━━━ Rows ━━━

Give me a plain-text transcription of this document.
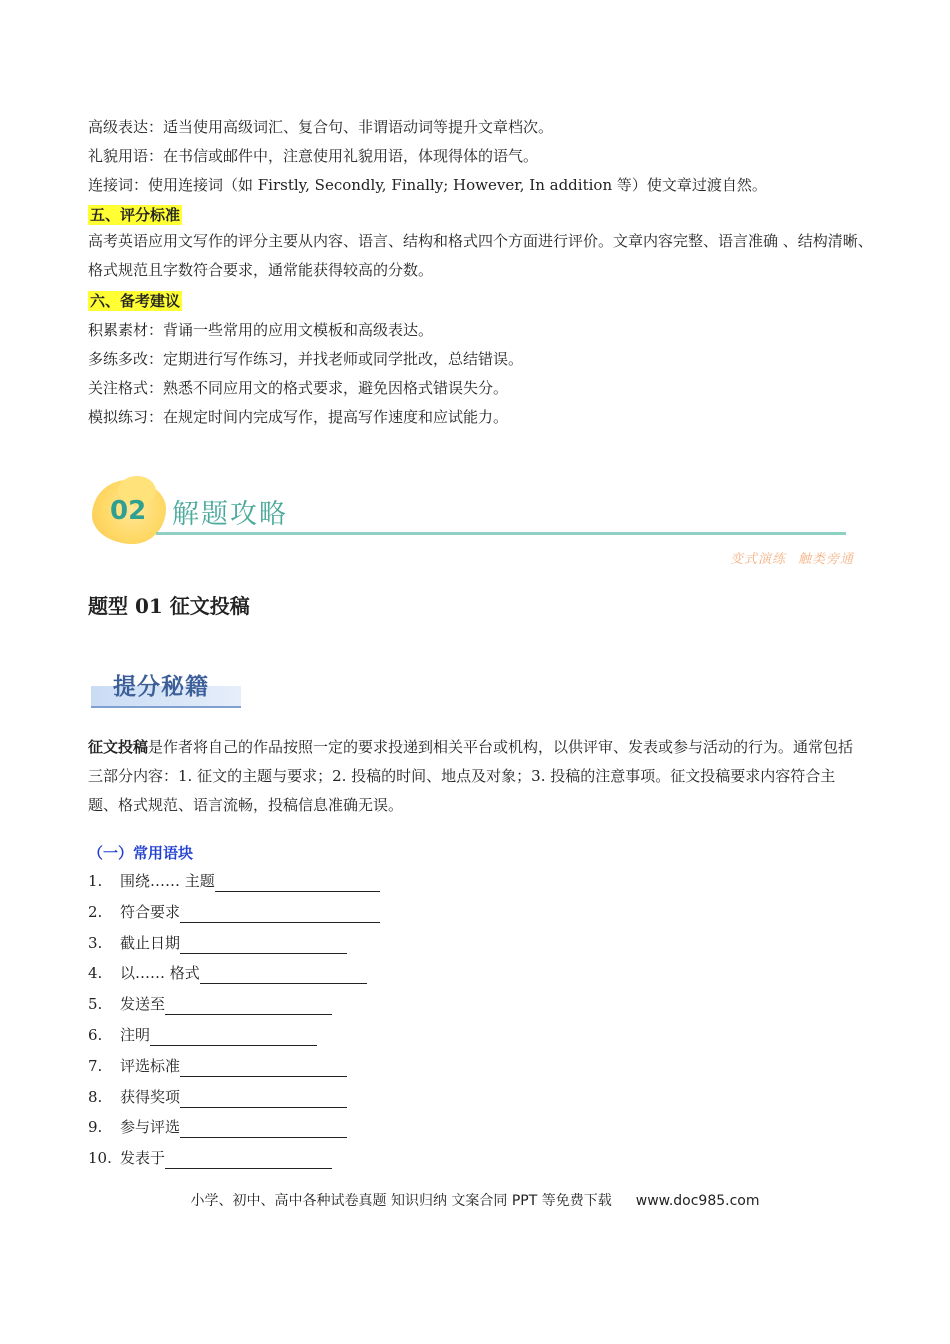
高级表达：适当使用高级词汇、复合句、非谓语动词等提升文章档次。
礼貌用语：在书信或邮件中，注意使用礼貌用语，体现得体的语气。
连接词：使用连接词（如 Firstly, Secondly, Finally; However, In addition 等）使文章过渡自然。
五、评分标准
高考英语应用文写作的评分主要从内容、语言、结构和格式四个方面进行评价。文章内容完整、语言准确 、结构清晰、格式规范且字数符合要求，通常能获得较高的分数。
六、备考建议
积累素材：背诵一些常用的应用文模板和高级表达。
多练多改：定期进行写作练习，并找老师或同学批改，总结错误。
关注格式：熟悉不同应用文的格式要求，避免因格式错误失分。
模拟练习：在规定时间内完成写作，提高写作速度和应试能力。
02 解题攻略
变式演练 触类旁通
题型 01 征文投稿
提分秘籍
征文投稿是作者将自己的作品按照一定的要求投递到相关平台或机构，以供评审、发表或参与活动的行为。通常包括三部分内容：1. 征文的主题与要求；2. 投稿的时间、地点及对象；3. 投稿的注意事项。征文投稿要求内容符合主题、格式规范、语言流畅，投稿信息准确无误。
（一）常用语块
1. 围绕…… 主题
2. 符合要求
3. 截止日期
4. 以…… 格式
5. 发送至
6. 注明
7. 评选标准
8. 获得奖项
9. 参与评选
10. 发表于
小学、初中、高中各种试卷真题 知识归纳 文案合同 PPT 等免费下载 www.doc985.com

━━━

Exercise details
Quote the data exactly, leaving every image out of the copy.

Solution to this task
Give me a plain-text transcription of this document.
高级表达：适当使用高级词汇、复合句、非谓语动词等提升文章档次。
礼貌用语：在书信或邮件中，注意使用礼貌用语，体现得体的语气。
连接词：使用连接词（如 Firstly, Secondly, Finally; However, In addition 等）使文章过渡自然。
五、评分标准
高考英语应用文写作的评分主要从内容、语言、结构和格式四个方面进行评价。文章内容完整、语言准确 、结构清晰、格式规范且字数符合要求，通常能获得较高的分数。
六、备考建议
积累素材：背诵一些常用的应用文模板和高级表达。
多练多改：定期进行写作练习，并找老师或同学批改，总结错误。
关注格式：熟悉不同应用文的格式要求，避免因格式错误失分。
模拟练习：在规定时间内完成写作，提高写作速度和应试能力。
02 解题攻略
变式演练 触类旁通
题型 01 征文投稿
提分秘籍
征文投稿是作者将自己的作品按照一定的要求投递到相关平台或机构，以供评审、发表或参与活动的行为。通常包括三部分内容：1. 征文的主题与要求；2. 投稿的时间、地点及对象；3. 投稿的注意事项。征文投稿要求内容符合主题、格式规范、语言流畅，投稿信息准确无误。
（一）常用语块
1. 围绕…… 主题
2. 符合要求
3. 截止日期
4. 以…… 格式
5. 发送至
6. 注明
7. 评选标准
8. 获得奖项
9. 参与评选
10. 发表于
小学、初中、高中各种试卷真题 知识归纳 文案合同 PPT 等免费下载 www.doc985.com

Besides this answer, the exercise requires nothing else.